> Job
Copy out each line of the data holding "questions".

(Stored records)
^^^^^^^^

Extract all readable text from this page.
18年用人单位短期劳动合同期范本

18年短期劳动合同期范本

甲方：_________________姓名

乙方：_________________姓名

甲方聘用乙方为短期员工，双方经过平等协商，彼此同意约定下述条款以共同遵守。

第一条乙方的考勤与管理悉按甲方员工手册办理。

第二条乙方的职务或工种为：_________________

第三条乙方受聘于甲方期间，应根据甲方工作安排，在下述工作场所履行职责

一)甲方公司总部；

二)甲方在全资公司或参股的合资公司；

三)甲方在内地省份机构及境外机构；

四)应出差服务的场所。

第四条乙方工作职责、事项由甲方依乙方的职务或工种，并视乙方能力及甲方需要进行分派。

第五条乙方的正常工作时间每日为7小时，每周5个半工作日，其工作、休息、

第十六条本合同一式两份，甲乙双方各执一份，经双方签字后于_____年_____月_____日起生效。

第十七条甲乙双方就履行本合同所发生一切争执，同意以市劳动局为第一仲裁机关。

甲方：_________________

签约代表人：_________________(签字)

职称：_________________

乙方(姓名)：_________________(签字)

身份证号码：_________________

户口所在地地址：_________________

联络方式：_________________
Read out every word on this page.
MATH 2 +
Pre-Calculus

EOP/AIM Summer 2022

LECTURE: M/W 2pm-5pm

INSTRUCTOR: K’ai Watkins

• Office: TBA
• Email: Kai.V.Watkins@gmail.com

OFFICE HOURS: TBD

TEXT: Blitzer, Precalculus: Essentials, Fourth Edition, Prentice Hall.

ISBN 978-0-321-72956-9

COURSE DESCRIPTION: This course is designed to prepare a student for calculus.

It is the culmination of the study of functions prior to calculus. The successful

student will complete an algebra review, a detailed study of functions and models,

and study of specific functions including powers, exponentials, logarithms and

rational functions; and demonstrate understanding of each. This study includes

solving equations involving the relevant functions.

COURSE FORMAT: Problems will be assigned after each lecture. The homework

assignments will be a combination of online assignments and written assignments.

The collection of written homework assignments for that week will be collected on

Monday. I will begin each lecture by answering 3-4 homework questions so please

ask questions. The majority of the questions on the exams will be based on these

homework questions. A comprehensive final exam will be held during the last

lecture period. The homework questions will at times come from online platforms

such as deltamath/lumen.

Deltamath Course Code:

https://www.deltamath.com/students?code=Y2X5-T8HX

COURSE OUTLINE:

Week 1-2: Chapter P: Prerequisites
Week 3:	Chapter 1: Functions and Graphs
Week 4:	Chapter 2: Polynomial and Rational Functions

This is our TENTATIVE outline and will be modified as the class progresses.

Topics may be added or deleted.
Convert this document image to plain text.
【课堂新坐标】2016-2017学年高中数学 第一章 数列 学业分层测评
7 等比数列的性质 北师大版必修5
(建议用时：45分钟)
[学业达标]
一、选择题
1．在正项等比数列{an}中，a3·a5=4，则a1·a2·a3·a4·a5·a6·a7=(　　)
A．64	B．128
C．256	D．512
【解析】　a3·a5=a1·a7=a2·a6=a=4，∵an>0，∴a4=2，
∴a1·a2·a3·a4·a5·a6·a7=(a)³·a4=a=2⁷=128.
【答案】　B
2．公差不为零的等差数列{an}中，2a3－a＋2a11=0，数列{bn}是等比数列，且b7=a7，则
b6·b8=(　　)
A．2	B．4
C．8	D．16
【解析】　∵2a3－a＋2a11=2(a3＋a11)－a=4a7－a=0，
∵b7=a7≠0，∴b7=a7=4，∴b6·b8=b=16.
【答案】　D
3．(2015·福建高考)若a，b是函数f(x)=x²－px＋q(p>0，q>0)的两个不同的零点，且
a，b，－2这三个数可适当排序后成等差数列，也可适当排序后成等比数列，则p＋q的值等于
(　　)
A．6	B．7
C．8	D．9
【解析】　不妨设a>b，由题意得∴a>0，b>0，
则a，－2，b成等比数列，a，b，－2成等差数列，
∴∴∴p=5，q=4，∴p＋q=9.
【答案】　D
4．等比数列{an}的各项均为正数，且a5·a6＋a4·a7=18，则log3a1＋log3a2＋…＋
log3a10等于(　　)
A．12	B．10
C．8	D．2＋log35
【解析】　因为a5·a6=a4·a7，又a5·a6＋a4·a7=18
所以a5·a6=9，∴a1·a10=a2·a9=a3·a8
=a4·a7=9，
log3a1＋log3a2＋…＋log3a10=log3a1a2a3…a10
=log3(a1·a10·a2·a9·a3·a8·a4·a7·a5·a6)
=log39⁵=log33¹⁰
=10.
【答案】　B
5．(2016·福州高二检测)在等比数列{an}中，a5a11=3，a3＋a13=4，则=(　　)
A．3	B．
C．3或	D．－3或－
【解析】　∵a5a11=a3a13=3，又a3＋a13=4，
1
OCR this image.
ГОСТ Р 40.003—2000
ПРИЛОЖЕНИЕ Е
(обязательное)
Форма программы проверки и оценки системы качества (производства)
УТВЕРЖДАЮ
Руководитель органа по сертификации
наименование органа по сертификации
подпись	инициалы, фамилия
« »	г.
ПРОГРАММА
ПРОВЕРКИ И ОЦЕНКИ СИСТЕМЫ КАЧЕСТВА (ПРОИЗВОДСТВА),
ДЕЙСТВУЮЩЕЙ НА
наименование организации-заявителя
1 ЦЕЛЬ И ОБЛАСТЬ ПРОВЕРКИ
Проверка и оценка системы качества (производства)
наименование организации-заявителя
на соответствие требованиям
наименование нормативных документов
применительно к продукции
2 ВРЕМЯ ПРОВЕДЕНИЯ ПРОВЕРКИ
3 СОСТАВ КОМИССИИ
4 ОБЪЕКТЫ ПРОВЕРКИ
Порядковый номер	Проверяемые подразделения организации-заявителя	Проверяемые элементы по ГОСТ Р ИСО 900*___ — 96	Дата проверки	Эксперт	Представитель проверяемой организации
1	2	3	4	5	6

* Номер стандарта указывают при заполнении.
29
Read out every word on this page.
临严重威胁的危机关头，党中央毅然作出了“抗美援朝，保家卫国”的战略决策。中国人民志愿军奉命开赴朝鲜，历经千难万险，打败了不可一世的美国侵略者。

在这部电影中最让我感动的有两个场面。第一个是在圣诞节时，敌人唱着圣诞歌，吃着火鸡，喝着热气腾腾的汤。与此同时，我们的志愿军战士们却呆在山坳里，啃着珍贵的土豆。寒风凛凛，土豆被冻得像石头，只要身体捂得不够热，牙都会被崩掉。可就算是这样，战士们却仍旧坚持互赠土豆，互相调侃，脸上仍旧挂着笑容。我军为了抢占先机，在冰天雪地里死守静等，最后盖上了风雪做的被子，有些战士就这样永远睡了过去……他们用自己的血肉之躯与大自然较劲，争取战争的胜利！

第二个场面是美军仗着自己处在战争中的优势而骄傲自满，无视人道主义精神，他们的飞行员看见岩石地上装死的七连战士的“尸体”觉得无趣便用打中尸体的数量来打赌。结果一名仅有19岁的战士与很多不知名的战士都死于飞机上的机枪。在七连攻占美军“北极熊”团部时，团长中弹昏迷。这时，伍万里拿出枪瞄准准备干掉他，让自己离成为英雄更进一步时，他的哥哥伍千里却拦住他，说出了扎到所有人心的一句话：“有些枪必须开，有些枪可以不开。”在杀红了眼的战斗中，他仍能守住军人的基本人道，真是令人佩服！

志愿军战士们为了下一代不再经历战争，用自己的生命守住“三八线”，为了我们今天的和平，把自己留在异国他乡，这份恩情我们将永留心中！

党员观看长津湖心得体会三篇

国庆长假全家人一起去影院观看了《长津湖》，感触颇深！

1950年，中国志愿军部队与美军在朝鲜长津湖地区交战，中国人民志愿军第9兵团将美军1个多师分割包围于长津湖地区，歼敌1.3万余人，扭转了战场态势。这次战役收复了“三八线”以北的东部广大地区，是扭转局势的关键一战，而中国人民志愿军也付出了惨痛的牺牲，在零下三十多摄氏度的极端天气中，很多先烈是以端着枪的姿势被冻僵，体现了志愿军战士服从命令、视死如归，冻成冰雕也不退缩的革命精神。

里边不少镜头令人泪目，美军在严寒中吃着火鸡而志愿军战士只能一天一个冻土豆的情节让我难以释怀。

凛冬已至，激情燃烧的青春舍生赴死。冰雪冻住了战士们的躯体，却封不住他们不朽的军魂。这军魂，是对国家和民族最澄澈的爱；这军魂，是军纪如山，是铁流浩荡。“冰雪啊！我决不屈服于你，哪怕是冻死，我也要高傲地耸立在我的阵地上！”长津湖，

^^^^^^^^

> Solution
Monday. I will begin each lecture by answering 3-4 homework questions so please
ask questions. The majority of the questions on the exams will be based on these
homework questions. A comprehensive final exam will be held during the last
lecture period. The homework questions will at times come from online platforms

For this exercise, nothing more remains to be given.